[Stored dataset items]

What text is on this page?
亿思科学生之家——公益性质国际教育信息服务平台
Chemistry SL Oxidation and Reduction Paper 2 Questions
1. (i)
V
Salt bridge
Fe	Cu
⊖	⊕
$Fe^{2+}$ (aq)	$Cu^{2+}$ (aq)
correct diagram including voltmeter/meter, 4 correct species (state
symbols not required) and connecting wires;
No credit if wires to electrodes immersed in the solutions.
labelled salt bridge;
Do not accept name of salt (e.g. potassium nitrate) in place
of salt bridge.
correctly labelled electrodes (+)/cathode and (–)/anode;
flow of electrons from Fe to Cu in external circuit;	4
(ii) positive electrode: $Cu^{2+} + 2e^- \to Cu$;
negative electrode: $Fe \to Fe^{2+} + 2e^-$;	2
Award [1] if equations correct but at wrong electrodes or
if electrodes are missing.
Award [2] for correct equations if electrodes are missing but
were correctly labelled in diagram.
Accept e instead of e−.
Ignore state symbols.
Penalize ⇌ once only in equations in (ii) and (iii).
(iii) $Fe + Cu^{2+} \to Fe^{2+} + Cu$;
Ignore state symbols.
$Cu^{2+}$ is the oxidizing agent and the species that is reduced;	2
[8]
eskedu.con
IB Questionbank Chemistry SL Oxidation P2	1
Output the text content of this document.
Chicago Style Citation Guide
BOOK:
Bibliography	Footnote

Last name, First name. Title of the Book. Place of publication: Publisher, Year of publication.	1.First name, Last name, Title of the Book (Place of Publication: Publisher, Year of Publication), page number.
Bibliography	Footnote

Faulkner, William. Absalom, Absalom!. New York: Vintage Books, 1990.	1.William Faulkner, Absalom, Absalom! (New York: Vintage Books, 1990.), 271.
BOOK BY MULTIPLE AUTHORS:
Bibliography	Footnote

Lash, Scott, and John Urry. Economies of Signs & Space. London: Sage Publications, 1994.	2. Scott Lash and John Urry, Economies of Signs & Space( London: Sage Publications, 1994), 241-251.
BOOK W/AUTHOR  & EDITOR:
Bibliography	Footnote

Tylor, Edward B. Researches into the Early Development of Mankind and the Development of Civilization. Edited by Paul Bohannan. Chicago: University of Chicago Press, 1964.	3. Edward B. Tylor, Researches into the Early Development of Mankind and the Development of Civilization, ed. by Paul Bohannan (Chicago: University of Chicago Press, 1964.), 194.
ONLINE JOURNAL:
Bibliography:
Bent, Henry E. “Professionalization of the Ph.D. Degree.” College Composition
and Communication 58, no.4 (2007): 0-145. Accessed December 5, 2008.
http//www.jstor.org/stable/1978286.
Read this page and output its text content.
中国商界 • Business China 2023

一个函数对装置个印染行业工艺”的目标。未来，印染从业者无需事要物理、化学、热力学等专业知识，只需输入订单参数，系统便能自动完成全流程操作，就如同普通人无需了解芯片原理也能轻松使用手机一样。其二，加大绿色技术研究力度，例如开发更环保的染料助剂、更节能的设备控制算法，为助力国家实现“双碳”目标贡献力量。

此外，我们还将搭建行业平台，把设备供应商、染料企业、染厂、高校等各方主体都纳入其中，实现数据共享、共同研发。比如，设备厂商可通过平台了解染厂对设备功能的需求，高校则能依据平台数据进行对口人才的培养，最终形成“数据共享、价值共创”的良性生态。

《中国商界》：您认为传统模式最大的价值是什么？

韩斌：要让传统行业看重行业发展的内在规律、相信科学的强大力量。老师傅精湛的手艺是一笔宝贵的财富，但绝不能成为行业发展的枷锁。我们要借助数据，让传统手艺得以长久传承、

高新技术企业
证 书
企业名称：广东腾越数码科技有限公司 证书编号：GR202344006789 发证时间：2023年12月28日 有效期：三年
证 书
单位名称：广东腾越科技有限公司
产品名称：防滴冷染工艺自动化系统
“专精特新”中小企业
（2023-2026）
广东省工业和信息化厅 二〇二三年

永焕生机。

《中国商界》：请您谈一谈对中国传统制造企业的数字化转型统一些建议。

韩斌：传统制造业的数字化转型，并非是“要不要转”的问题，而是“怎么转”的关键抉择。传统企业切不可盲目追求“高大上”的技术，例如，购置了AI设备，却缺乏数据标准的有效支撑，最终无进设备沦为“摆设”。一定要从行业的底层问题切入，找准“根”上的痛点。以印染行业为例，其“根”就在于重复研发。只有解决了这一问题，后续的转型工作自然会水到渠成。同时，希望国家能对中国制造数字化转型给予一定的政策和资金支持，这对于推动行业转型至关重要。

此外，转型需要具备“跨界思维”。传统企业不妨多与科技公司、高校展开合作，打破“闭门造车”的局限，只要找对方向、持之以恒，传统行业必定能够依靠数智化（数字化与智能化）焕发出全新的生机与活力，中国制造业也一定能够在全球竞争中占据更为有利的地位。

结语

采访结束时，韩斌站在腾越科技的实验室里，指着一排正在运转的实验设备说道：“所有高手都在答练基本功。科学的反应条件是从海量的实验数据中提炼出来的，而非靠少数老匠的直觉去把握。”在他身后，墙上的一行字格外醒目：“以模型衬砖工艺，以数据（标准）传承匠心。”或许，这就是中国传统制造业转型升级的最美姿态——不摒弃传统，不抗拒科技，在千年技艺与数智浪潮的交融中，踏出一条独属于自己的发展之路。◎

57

TASK BRIEF: Extract every line above exactly as it stands.

RESPONSE TO THE TASK:
What text is on this page?
亿思科学生之家——公益性质国际教育信息服务平台
Chemistry SL Oxidation and Reduction Paper 2 Questions
1. (i)
V
Salt bridge
Fe	Cu
⊖	⊕
$Fe^{2+}$ (aq)	$Cu^{2+}$ (aq)
correct diagram including voltmeter/meter, 4 correct species (state
symbols not required) and connecting wires;
No credit if wires to electrodes immersed in the solutions.
labelled salt bridge;
Do not accept name of salt (e.g. potassium nitrate) in place
of salt bridge.
correctly labelled electrodes (+)/cathode and (–)/anode;
flow of electrons from Fe to Cu in external circuit;	4
(ii) positive electrode: $Cu^{2+} + 2e^- \to Cu$;
negative electrode: $Fe \to Fe^{2+} + 2e^-$;	2
Award [1] if equations correct but at wrong electrodes or
if electrodes are missing.
Award [2] for correct equations if electrodes are missing but
were correctly labelled in diagram.
Accept e instead of e−.
Ignore state symbols.
Penalize ⇌ once only in equations in (ii) and (iii).
(iii) $Fe + Cu^{2+} \to Fe^{2+} + Cu$;
Ignore state symbols.
$Cu^{2+}$ is the oxidizing agent and the species that is reduced;	2
[8]
eskedu.con
IB Questionbank Chemistry SL Oxidation P2	1
Output the text content of this document.
Chicago Style Citation Guide
BOOK:
Bibliography	Footnote

Last name, First name. Title of the Book. Place of publication: Publisher, Year of publication.	1.First name, Last name, Title of the Book (Place of Publication: Publisher, Year of Publication), page number.
Bibliography	Footnote

Faulkner, William. Absalom, Absalom!. New York: Vintage Books, 1990.	1.William Faulkner, Absalom, Absalom! (New York: Vintage Books, 1990.), 271.
BOOK BY MULTIPLE AUTHORS:
Bibliography	Footnote

Lash, Scott, and John Urry. Economies of Signs & Space. London: Sage Publications, 1994.	2. Scott Lash and John Urry, Economies of Signs & Space( London: Sage Publications, 1994), 241-251.
BOOK W/AUTHOR  & EDITOR:
Bibliography	Footnote

Tylor, Edward B. Researches into the Early Development of Mankind and the Development of Civilization. Edited by Paul Bohannan. Chicago: University of Chicago Press, 1964.	3. Edward B. Tylor, Researches into the Early Development of Mankind and the Development of Civilization, ed. by Paul Bohannan (Chicago: University of Chicago Press, 1964.), 194.
ONLINE JOURNAL:
Bibliography:
Bent, Henry E. “Professionalization of the Ph.D. Degree.” College Composition
and Communication 58, no.4 (2007): 0-145. Accessed December 5, 2008.
http//www.jstor.org/stable/1978286.
Read this page and output its text content.
中国商界 • Business China 2023

一个函数对装置个印染行业工艺”的目标。未来，印染从业者无需事要物理、化学、热力学等专业知识，只需输入订单参数，系统便能自动完成全流程操作，就如同普通人无需了解芯片原理也能轻松使用手机一样。其二，加大绿色技术研究力度，例如开发更环保的染料助剂、更节能的设备控制算法，为助力国家实现“双碳”目标贡献力量。

此外，我们还将搭建行业平台，把设备供应商、染料企业、染厂、高校等各方主体都纳入其中，实现数据共享、共同研发。比如，设备厂商可通过平台了解染厂对设备功能的需求，高校则能依据平台数据进行对口人才的培养，最终形成“数据共享、价值共创”的良性生态。

《中国商界》：您认为传统模式最大的价值是什么？

韩斌：要让传统行业看重行业发展的内在规律、相信科学的强大力量。老师傅精湛的手艺是一笔宝贵的财富，但绝不能成为行业发展的枷锁。我们要借助数据，让传统手艺得以长久传承、

高新技术企业
证 书
企业名称：广东腾越数码科技有限公司 证书编号：GR202344006789 发证时间：2023年12月28日 有效期：三年
证 书
单位名称：广东腾越科技有限公司
产品名称：防滴冷染工艺自动化系统
“专精特新”中小企业
（2023-2026）
广东省工业和信息化厅 二〇二三年

永焕生机。

《中国商界》：请您谈一谈对中国传统制造企业的数字化转型统一些建议。

韩斌：传统制造业的数字化转型，并非是“要不要转”的问题，而是“怎么转”的关键抉择。传统企业切不可盲目追求“高大上”的技术，例如，购置了AI设备，却缺乏数据标准的有效支撑，最终无进设备沦为“摆设”。一定要从行业的底层问题切入，找准“根”上的痛点。以印染行业为例，其“根”就在于重复研发。只有解决了这一问题，后续的转型工作自然会水到渠成。同时，希望国家能对中国制造数字化转型给予一定的政策和资金支持，这对于推动行业转型至关重要。

此外，转型需要具备“跨界思维”。传统企业不妨多与科技公司、高校展开合作，打破“闭门造车”的局限，只要找对方向、持之以恒，传统行业必定能够依靠数智化（数字化与智能化）焕发出全新的生机与活力，中国制造业也一定能够在全球竞争中占据更为有利的地位。

结语

采访结束时，韩斌站在腾越科技的实验室里，指着一排正在运转的实验设备说道：“所有高手都在答练基本功。科学的反应条件是从海量的实验数据中提炼出来的，而非靠少数老匠的直觉去把握。”在他身后，墙上的一行字格外醒目：“以模型衬砖工艺，以数据（标准）传承匠心。”或许，这就是中国传统制造业转型升级的最美姿态——不摒弃传统，不抗拒科技，在千年技艺与数智浪潮的交融中，踏出一条独属于自己的发展之路。◎

57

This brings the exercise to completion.